* BEGIN *

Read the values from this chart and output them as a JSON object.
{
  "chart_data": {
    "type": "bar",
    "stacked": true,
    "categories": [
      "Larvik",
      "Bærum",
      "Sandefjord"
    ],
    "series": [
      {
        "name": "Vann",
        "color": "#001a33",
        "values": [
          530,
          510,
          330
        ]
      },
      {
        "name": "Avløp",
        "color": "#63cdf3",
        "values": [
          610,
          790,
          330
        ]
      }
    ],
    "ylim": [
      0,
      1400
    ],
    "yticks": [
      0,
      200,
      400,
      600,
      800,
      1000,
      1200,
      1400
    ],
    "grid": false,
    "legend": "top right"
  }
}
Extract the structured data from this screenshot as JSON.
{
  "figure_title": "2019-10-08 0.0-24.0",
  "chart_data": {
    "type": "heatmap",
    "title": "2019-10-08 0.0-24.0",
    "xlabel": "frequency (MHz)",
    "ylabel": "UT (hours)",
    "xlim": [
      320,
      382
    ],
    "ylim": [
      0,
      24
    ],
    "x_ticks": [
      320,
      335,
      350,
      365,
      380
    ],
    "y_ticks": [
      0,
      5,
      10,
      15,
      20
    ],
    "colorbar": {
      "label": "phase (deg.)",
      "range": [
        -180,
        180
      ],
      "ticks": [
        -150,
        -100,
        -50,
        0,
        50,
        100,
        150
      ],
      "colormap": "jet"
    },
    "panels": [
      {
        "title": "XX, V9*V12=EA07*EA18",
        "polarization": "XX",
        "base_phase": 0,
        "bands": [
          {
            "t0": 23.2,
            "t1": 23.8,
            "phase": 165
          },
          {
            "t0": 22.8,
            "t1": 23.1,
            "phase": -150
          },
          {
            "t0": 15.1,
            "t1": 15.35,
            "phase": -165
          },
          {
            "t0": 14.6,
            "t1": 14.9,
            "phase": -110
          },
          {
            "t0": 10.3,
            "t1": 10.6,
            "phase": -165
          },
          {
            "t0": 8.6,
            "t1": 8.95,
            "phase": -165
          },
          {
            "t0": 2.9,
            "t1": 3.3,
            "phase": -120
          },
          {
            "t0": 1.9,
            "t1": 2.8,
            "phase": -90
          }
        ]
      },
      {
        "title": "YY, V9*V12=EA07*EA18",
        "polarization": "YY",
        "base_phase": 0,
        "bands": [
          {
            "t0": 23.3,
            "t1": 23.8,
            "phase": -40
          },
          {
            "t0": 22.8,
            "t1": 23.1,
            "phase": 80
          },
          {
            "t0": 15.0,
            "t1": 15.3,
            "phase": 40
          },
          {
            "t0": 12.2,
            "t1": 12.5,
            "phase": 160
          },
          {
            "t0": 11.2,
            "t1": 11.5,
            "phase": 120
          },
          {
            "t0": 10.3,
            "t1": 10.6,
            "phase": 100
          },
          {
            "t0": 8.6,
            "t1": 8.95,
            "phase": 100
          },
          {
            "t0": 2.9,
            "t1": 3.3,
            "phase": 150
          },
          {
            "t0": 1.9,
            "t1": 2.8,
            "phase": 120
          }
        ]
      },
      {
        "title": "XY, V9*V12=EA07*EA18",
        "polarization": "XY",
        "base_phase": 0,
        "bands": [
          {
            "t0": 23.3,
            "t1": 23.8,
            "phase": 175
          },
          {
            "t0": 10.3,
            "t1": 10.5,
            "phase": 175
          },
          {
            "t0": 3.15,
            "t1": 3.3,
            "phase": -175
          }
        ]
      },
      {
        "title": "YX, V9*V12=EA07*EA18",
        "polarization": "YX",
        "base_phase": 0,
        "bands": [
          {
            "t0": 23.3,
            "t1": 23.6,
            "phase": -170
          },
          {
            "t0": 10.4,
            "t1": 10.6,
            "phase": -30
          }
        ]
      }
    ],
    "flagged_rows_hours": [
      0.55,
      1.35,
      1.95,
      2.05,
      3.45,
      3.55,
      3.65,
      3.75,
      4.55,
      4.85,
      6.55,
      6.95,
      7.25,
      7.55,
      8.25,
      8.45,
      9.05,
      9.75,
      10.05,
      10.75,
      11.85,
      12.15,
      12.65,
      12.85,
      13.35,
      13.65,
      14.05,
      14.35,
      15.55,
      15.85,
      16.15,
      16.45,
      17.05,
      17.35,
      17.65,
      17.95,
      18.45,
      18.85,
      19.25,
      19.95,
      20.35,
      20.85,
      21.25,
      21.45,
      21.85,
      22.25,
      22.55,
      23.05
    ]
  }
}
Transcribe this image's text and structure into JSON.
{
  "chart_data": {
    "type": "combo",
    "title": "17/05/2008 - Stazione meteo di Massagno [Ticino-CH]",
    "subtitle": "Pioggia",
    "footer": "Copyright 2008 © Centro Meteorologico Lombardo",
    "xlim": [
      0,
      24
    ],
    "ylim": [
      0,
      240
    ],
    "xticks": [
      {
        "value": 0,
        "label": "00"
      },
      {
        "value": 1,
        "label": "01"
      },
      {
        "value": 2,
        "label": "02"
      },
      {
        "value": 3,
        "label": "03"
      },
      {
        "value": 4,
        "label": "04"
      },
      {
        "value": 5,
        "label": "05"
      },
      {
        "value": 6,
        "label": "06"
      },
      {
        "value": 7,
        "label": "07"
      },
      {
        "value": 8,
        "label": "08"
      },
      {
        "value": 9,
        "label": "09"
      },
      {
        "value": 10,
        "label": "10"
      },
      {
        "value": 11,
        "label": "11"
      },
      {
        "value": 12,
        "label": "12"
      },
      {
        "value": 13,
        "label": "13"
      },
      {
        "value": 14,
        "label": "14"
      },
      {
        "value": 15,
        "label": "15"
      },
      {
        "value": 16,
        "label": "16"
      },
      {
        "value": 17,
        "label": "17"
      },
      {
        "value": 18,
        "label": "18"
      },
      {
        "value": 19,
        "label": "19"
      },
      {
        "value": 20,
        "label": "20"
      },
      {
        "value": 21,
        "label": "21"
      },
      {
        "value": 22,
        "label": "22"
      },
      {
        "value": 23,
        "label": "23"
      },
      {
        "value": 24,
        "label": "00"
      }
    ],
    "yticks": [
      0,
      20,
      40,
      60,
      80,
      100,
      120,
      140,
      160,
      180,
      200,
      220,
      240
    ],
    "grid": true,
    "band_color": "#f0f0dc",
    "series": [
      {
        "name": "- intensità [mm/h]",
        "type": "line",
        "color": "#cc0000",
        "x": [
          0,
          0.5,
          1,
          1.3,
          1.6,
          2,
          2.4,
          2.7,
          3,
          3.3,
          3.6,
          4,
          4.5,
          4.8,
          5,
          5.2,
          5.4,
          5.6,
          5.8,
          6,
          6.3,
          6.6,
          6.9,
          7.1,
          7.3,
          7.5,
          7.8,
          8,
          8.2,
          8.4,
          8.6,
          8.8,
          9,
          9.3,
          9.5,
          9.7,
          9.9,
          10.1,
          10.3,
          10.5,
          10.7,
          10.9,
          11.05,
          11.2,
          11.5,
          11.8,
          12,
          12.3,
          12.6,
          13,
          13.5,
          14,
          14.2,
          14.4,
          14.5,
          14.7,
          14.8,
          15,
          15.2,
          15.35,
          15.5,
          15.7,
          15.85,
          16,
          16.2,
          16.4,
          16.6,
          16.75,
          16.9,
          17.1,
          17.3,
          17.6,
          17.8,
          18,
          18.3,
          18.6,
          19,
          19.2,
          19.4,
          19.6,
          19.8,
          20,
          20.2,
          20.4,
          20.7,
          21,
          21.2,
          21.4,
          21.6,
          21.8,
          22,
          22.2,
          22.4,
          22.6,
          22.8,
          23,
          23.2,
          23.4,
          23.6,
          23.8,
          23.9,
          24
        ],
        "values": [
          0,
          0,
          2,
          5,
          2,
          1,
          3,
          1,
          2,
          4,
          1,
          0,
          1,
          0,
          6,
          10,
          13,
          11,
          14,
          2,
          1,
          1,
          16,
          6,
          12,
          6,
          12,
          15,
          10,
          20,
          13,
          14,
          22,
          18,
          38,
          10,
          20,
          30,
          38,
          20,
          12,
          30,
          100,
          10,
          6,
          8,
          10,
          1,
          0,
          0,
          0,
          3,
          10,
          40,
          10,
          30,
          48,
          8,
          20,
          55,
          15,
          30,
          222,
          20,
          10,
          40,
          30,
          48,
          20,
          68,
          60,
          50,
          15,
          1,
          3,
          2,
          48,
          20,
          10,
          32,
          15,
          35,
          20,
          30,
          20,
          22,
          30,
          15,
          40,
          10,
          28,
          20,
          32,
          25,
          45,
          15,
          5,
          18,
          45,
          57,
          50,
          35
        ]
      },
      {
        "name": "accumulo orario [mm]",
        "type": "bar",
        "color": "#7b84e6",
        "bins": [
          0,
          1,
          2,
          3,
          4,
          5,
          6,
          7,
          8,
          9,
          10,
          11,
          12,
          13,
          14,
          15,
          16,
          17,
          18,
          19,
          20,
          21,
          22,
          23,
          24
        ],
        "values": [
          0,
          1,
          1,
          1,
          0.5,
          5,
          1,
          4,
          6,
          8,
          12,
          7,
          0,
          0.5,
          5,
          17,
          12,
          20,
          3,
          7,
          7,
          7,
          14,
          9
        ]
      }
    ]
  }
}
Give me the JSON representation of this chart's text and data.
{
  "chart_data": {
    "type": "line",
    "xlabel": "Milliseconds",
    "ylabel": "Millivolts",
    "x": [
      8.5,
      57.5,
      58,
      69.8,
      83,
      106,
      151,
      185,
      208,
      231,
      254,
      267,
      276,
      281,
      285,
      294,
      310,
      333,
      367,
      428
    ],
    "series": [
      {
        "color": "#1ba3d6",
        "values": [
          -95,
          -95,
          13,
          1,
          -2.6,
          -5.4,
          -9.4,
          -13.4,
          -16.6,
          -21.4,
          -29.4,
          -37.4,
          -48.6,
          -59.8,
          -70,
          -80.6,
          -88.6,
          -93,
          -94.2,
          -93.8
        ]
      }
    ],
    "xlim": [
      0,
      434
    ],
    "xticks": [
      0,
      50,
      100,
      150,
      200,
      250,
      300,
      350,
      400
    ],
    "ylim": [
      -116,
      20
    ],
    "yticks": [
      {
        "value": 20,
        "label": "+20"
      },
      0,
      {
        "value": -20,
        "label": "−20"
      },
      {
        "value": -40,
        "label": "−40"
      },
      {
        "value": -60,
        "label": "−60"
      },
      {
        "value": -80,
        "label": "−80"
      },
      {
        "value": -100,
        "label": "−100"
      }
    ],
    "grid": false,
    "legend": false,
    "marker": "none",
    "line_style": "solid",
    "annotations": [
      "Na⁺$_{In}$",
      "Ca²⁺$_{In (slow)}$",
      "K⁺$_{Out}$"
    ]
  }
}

* END *

Identify the lines of the entries containing the string "text". Copy each such line.

Transcribe this image's text and structure into JSON.
Give me the JSON representation of this chart's text and data.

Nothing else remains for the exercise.